**The problem**
Give only one thing: the number of lines that include the word "screenshot".

**Information shown**
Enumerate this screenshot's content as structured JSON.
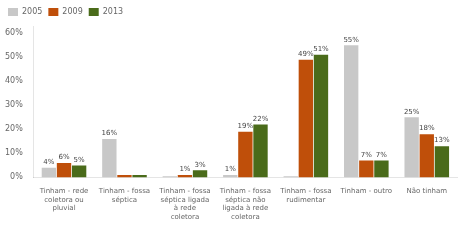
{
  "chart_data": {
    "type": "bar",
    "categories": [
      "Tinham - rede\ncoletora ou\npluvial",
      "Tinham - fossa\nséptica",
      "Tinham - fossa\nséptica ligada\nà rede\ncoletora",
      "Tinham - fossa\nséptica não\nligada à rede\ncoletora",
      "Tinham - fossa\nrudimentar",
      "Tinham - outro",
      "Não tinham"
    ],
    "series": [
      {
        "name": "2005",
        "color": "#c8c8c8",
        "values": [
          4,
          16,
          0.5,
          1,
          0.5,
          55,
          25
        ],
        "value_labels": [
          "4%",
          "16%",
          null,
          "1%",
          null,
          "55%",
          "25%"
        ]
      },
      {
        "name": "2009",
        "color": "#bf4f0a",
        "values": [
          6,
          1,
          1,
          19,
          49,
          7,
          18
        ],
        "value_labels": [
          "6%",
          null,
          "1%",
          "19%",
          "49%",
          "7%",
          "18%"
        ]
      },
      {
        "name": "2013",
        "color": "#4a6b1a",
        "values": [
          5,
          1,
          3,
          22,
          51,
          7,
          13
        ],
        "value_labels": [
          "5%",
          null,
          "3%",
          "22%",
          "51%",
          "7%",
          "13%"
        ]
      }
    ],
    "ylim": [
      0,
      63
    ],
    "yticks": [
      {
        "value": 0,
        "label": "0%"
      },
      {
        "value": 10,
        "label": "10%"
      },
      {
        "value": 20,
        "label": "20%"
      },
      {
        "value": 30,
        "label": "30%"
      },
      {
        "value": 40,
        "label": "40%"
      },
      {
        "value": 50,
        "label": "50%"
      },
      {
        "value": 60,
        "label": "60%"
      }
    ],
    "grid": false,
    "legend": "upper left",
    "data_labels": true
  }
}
---
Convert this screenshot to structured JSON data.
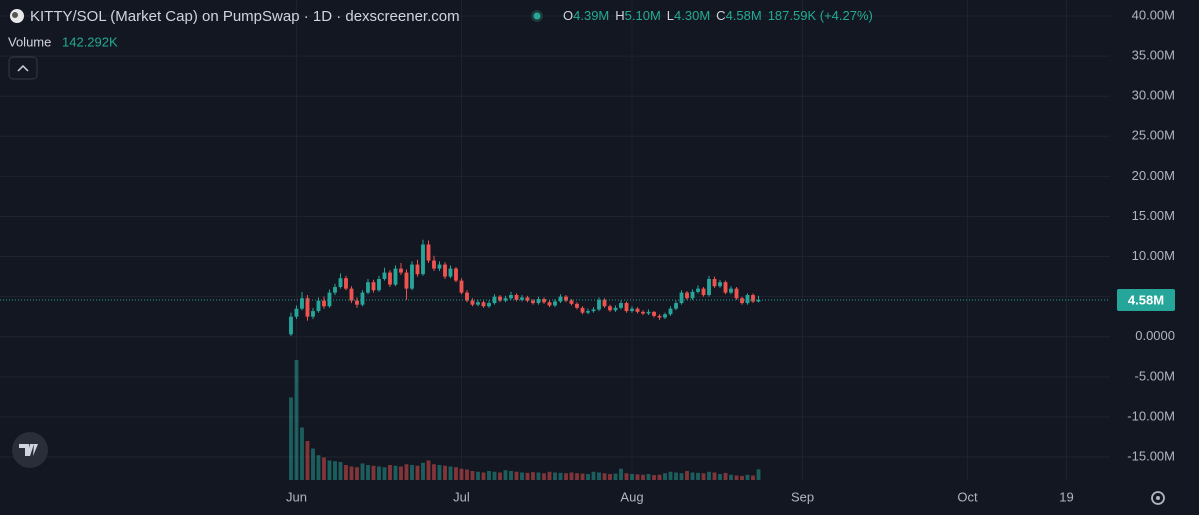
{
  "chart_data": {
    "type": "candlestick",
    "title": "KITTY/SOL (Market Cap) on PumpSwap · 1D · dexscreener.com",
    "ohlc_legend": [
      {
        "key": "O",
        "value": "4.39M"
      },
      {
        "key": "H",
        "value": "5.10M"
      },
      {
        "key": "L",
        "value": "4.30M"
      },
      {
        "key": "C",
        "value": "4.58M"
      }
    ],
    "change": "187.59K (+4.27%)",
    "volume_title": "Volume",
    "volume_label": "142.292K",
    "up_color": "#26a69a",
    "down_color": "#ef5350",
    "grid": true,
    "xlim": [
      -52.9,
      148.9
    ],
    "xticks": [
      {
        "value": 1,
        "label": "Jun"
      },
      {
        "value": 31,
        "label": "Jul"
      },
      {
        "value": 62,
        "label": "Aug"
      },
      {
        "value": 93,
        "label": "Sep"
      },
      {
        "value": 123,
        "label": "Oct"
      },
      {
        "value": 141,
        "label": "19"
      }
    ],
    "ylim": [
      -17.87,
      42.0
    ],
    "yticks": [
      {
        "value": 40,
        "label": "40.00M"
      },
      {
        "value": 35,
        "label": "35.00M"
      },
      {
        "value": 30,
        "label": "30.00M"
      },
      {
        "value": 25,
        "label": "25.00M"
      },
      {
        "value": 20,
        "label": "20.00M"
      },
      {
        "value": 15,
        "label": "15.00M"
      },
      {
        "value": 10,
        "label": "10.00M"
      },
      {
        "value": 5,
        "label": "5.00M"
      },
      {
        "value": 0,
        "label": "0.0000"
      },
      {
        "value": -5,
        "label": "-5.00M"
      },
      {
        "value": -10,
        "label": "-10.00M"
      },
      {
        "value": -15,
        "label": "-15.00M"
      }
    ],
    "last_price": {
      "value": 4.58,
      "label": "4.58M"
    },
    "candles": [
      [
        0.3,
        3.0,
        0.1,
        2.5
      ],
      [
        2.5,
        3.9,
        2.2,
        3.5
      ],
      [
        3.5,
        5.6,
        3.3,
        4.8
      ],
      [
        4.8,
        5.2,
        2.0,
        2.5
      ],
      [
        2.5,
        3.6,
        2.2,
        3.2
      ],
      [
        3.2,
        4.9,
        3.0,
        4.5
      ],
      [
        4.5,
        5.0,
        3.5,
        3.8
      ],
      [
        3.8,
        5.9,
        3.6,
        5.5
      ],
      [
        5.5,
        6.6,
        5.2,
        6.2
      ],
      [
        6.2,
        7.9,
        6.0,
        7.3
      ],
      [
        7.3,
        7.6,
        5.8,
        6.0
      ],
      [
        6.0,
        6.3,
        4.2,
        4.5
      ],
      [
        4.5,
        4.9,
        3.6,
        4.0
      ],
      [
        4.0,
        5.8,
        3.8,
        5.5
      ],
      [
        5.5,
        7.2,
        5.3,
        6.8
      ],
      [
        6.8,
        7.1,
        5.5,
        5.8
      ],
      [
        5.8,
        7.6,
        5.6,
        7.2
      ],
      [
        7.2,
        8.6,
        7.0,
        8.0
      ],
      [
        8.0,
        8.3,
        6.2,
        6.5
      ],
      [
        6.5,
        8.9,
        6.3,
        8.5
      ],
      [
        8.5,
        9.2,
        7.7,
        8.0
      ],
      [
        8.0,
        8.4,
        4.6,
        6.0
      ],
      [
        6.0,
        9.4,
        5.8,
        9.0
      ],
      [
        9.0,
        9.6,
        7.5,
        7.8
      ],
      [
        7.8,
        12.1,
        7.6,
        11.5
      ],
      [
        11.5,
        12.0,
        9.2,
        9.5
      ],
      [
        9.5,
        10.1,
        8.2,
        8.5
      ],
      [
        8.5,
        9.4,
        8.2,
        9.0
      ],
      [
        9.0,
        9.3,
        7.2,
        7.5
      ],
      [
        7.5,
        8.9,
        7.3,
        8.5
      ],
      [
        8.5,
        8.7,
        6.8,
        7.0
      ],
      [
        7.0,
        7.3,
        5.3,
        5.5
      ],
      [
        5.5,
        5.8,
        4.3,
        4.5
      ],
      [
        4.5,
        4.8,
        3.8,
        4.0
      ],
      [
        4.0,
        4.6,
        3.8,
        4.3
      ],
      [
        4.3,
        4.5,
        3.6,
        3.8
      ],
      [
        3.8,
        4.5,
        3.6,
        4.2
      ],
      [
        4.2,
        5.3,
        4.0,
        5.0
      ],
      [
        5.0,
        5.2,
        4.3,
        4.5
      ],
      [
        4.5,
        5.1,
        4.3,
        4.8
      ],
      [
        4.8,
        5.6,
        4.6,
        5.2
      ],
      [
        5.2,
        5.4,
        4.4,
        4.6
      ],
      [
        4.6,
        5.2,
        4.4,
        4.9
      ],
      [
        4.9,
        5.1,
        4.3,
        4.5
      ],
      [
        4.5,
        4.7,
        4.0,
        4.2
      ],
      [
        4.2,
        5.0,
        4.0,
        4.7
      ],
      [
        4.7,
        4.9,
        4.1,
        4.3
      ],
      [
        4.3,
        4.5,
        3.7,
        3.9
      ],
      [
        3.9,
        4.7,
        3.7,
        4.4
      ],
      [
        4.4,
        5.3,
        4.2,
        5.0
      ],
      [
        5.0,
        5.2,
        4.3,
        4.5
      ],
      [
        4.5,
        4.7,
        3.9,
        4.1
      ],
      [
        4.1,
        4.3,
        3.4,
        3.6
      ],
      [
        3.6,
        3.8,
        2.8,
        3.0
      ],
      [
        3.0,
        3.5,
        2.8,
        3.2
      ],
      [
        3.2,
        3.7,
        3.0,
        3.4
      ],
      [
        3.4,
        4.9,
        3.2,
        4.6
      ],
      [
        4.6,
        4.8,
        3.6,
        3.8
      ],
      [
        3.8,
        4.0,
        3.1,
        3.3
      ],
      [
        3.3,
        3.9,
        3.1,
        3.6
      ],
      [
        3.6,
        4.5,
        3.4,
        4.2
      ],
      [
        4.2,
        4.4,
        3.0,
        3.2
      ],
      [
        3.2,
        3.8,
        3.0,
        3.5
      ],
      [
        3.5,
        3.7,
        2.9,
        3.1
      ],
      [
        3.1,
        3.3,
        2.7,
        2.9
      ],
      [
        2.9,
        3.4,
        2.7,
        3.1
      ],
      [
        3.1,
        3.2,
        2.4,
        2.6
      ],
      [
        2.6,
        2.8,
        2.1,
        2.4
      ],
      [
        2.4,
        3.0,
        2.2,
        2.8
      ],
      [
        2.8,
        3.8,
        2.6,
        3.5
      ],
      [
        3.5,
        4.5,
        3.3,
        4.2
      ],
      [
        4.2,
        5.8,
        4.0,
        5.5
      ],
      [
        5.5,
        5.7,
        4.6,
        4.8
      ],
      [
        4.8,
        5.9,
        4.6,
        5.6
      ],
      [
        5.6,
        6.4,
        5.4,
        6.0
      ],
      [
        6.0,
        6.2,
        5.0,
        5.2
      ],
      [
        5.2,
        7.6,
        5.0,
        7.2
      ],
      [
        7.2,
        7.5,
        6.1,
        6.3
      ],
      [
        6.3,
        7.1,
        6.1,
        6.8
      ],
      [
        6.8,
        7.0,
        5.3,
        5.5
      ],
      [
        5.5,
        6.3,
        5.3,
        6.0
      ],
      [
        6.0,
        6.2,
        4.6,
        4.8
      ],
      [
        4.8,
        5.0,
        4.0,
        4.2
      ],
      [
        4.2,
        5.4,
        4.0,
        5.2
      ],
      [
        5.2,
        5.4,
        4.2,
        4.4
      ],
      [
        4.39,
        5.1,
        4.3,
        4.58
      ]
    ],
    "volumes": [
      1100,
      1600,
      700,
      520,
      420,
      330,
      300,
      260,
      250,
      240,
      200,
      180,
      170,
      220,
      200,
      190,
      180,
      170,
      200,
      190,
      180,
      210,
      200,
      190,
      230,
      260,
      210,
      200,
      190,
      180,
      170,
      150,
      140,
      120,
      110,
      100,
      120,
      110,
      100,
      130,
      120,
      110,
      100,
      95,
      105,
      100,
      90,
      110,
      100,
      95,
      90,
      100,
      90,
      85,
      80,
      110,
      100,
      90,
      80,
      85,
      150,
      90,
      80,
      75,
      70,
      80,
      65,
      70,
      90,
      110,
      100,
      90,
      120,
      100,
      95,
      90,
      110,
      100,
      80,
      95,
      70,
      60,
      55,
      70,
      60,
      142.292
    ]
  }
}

**Result for this task**
2